Collected data entries |
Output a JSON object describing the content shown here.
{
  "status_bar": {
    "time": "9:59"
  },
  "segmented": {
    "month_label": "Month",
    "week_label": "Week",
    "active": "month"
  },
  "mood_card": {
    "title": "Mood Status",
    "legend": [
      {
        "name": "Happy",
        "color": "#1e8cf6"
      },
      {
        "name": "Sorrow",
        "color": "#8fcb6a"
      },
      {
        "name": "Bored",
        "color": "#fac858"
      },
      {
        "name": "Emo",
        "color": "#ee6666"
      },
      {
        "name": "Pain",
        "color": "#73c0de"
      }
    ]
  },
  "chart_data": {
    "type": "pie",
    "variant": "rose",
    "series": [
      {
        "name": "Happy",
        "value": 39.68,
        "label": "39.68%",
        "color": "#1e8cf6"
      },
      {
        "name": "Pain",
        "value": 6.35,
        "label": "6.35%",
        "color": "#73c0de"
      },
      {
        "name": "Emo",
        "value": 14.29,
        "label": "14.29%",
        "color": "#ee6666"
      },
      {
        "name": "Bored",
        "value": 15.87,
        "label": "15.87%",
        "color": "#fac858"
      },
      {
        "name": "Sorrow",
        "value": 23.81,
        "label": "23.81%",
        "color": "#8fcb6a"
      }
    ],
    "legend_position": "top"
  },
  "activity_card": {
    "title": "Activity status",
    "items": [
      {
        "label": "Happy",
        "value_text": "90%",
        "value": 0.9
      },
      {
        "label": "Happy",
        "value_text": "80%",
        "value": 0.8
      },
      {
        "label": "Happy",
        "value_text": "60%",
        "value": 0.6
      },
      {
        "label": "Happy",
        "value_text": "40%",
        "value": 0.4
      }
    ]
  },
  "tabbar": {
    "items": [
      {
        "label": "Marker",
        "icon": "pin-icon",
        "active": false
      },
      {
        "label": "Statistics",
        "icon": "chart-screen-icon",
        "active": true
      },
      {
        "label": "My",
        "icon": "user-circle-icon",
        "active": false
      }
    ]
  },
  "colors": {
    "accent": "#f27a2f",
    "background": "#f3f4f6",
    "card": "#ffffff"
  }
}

WORK REQUIRED |
All of the lines above need to be given again exactly.

TASK SOLUTION |
Output a JSON object describing the content shown here.
{
  "status_bar": {
    "time": "9:59"
  },
  "segmented": {
    "month_label": "Month",
    "week_label": "Week",
    "active": "month"
  },
  "mood_card": {
    "title": "Mood Status",
    "legend": [
      {
        "name": "Happy",
        "color": "#1e8cf6"
      },
      {
        "name": "Sorrow",
        "color": "#8fcb6a"
      },
      {
        "name": "Bored",
        "color": "#fac858"
      },
      {
        "name": "Emo",
        "color": "#ee6666"
      },
      {
        "name": "Pain",
        "color": "#73c0de"
      }
    ]
  },
  "chart_data": {
    "type": "pie",
    "variant": "rose",
    "series": [
      {
        "name": "Happy",
        "value": 39.68,
        "label": "39.68%",
        "color": "#1e8cf6"
      },
      {
        "name": "Pain",
        "value": 6.35,
        "label": "6.35%",
        "color": "#73c0de"
      },
      {
        "name": "Emo",
        "value": 14.29,
        "label": "14.29%",
        "color": "#ee6666"
      },
      {
        "name": "Bored",
        "value": 15.87,
        "label": "15.87%",
        "color": "#fac858"
      },
      {
        "name": "Sorrow",
        "value": 23.81,
        "label": "23.81%",
        "color": "#8fcb6a"
      }
    ],
    "legend_position": "top"
  },
  "activity_card": {
    "title": "Activity status",
    "items": [
      {
        "label": "Happy",
        "value_text": "90%",
        "value": 0.9
      },
      {
        "label": "Happy",
        "value_text": "80%",
        "value": 0.8
      },
      {
        "label": "Happy",
        "value_text": "60%",
        "value": 0.6
      },
      {
        "label": "Happy",
        "value_text": "40%",
        "value": 0.4
      }
    ]
  },
  "tabbar": {
    "items": [
      {
        "label": "Marker",
        "icon": "pin-icon",
        "active": false
      },
      {
        "label": "Statistics",
        "icon": "chart-screen-icon",
        "active": true
      },
      {
        "label": "My",
        "icon": "user-circle-icon",
        "active": false
      }
    ]
  },
  "colors": {
    "accent": "#f27a2f",
    "background": "#f3f4f6",
    "card": "#ffffff"
  }
}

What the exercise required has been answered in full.